>>>>>

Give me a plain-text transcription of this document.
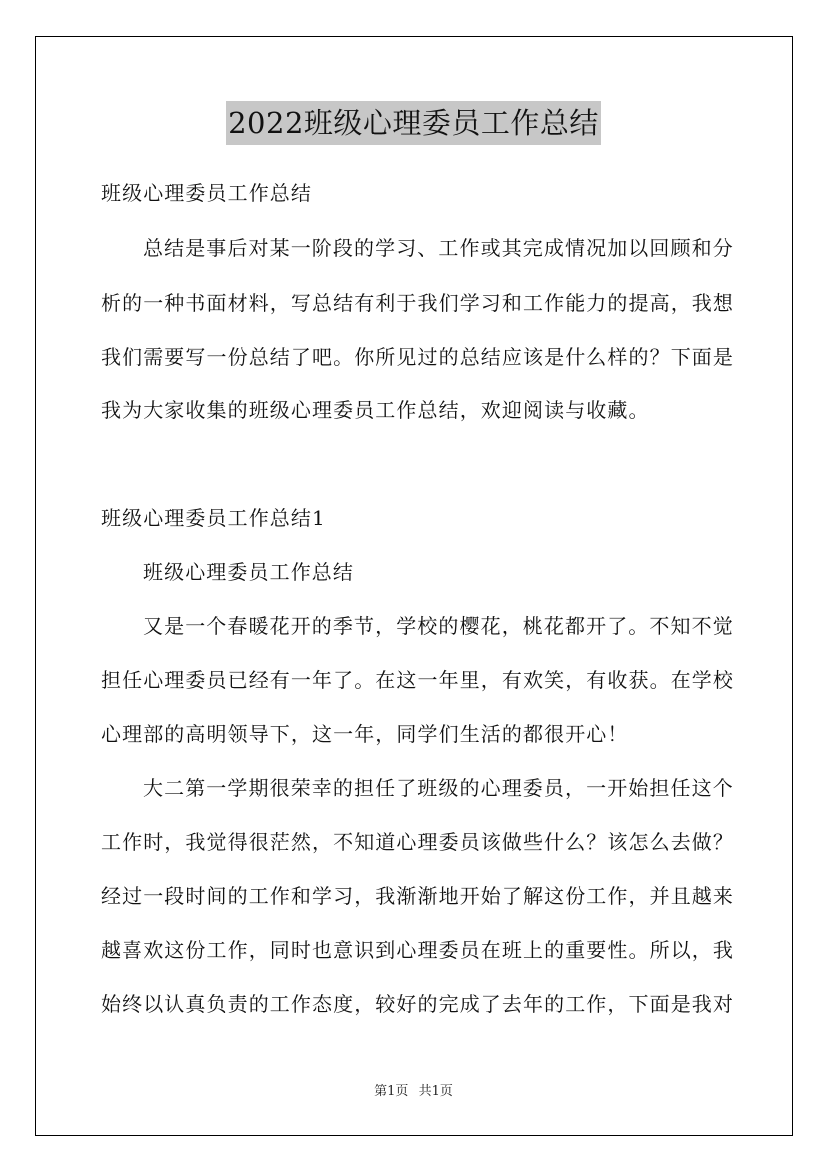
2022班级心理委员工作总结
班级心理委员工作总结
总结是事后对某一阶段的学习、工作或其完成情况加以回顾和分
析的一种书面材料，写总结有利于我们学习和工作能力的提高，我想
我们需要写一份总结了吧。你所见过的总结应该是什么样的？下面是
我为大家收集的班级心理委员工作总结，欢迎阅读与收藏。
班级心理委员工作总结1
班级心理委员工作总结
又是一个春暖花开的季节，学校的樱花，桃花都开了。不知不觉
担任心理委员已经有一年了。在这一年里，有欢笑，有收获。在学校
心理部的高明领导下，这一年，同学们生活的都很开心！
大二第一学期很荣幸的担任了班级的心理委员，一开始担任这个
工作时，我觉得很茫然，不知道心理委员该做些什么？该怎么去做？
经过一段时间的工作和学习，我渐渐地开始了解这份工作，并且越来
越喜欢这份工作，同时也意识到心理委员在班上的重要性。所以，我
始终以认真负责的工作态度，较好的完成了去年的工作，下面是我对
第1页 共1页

<<<<<

◆ **EXERCISE INSTRUCTIONS**: Reproduce the material in full, word for word, and omit the pictures.

◆ **RESPONSE**:
Give me a plain-text transcription of this document.
2022班级心理委员工作总结
班级心理委员工作总结
总结是事后对某一阶段的学习、工作或其完成情况加以回顾和分
析的一种书面材料，写总结有利于我们学习和工作能力的提高，我想
我们需要写一份总结了吧。你所见过的总结应该是什么样的？下面是
我为大家收集的班级心理委员工作总结，欢迎阅读与收藏。
班级心理委员工作总结1
班级心理委员工作总结
又是一个春暖花开的季节，学校的樱花，桃花都开了。不知不觉
担任心理委员已经有一年了。在这一年里，有欢笑，有收获。在学校
心理部的高明领导下，这一年，同学们生活的都很开心！
大二第一学期很荣幸的担任了班级的心理委员，一开始担任这个
工作时，我觉得很茫然，不知道心理委员该做些什么？该怎么去做？
经过一段时间的工作和学习，我渐渐地开始了解这份工作，并且越来
越喜欢这份工作，同时也意识到心理委员在班上的重要性。所以，我
始终以认真负责的工作态度，较好的完成了去年的工作，下面是我对
第1页 共1页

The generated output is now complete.